#### THE REQUEST
Write out the entries, please, from the line containing "Convert this document image to plain text." through their final line, exactly and with nothing else.

__________

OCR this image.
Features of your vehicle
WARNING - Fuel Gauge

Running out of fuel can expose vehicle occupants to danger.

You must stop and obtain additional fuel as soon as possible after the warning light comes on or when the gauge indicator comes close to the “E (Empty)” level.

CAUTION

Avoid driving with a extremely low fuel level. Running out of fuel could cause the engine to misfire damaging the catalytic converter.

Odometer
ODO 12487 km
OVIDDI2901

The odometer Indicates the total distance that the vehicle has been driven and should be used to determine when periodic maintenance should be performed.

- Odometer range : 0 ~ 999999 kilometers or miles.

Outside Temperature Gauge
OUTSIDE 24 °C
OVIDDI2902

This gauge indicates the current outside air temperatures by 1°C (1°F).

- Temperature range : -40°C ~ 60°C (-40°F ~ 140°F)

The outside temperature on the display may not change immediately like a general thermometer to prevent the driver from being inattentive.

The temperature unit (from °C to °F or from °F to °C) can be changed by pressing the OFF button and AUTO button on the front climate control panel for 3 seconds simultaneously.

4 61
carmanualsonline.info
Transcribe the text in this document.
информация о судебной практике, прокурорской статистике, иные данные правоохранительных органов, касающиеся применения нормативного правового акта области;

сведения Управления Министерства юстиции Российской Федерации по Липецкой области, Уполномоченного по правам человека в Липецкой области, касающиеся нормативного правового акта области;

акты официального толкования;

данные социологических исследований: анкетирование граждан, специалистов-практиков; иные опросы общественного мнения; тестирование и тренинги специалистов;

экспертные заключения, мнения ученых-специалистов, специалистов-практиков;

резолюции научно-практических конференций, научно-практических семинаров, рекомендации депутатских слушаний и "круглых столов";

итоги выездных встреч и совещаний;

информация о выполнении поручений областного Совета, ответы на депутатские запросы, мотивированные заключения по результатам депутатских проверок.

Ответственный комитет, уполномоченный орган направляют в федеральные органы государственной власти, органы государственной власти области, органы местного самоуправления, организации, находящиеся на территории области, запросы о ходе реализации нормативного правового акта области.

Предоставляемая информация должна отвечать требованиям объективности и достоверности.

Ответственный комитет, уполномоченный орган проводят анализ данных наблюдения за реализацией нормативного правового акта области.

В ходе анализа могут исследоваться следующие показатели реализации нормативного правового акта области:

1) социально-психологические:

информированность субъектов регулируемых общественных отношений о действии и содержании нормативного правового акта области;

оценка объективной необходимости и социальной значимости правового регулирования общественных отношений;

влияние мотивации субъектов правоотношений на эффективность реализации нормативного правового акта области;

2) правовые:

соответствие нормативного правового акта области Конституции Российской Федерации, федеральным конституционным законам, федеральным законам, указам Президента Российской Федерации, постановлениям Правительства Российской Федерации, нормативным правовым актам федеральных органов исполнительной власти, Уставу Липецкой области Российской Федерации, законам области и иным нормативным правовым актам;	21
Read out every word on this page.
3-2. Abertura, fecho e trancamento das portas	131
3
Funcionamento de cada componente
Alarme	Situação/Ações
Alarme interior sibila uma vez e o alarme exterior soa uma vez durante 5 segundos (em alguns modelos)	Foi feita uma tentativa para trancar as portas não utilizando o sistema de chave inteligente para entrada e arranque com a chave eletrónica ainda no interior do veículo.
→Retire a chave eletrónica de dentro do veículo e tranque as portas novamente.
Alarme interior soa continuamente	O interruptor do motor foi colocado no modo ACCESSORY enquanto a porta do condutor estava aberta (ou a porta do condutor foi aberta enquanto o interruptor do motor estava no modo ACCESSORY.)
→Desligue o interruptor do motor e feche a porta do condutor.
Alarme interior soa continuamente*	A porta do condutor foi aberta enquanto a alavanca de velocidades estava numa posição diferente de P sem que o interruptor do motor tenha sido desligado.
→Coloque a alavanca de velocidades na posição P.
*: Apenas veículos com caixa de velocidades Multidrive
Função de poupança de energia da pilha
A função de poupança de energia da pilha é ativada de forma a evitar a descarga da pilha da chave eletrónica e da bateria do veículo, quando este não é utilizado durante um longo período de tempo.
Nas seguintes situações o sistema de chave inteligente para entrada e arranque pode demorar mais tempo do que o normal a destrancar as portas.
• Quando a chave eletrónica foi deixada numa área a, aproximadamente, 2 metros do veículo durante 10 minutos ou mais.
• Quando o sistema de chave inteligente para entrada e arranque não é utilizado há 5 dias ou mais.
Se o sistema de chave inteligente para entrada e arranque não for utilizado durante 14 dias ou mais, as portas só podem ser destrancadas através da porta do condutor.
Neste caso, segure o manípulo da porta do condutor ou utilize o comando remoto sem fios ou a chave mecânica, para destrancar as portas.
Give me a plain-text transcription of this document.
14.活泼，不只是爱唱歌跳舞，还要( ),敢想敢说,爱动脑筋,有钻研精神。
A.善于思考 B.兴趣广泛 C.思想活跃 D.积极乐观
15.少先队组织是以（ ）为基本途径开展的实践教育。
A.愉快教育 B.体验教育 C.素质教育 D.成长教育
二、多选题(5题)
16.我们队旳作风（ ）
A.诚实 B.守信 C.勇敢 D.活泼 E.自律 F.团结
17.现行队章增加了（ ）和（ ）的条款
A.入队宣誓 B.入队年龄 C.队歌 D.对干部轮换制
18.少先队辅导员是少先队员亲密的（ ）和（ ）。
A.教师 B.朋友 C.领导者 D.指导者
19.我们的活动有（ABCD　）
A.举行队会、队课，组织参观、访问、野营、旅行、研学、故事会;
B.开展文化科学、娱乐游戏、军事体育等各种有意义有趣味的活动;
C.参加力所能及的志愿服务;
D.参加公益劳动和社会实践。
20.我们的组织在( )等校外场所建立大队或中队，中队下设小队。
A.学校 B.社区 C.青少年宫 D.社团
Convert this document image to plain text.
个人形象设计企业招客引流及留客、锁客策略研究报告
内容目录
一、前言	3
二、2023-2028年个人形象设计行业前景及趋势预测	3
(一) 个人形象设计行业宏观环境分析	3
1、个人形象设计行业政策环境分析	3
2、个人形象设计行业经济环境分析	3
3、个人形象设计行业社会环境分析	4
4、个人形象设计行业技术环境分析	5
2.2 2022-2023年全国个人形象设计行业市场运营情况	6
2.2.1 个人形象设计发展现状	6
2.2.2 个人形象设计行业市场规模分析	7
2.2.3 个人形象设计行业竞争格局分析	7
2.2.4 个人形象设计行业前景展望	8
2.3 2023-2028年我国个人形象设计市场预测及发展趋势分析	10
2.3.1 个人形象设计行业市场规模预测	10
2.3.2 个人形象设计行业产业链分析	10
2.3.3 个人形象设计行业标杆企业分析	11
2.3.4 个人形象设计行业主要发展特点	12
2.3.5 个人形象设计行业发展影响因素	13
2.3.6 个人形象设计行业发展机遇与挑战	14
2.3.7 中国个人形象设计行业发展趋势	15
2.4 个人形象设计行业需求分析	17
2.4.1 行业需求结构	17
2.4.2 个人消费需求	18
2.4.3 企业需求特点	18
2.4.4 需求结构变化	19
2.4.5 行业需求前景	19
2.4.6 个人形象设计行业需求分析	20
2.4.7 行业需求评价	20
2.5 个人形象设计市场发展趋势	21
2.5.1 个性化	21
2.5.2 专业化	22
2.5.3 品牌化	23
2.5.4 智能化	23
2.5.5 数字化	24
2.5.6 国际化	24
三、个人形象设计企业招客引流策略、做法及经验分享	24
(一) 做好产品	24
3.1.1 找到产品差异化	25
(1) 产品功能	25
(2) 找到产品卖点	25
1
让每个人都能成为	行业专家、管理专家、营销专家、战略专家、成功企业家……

__________

#### SOLUTION TO THIS PROBLEM
Convert this document image to plain text.
个人形象设计企业招客引流及留客、锁客策略研究报告
内容目录
一、前言	3
二、2023-2028年个人形象设计行业前景及趋势预测	3
(一) 个人形象设计行业宏观环境分析	3
1、个人形象设计行业政策环境分析	3
2、个人形象设计行业经济环境分析	3
3、个人形象设计行业社会环境分析	4
4、个人形象设计行业技术环境分析	5
2.2 2022-2023年全国个人形象设计行业市场运营情况	6
2.2.1 个人形象设计发展现状	6
2.2.2 个人形象设计行业市场规模分析	7
2.2.3 个人形象设计行业竞争格局分析	7
2.2.4 个人形象设计行业前景展望	8
2.3 2023-2028年我国个人形象设计市场预测及发展趋势分析	10
2.3.1 个人形象设计行业市场规模预测	10
2.3.2 个人形象设计行业产业链分析	10
2.3.3 个人形象设计行业标杆企业分析	11
2.3.4 个人形象设计行业主要发展特点	12
2.3.5 个人形象设计行业发展影响因素	13
2.3.6 个人形象设计行业发展机遇与挑战	14
2.3.7 中国个人形象设计行业发展趋势	15
2.4 个人形象设计行业需求分析	17
2.4.1 行业需求结构	17
2.4.2 个人消费需求	18
2.4.3 企业需求特点	18
2.4.4 需求结构变化	19
2.4.5 行业需求前景	19
2.4.6 个人形象设计行业需求分析	20
2.4.7 行业需求评价	20
2.5 个人形象设计市场发展趋势	21
2.5.1 个性化	21
2.5.2 专业化	22
2.5.3 品牌化	23
2.5.4 智能化	23
2.5.5 数字化	24
2.5.6 国际化	24
三、个人形象设计企业招客引流策略、做法及经验分享	24
(一) 做好产品	24
3.1.1 找到产品差异化	25
(1) 产品功能	25
(2) 找到产品卖点	25
1
让每个人都能成为	行业专家、管理专家、营销专家、战略专家、成功企业家……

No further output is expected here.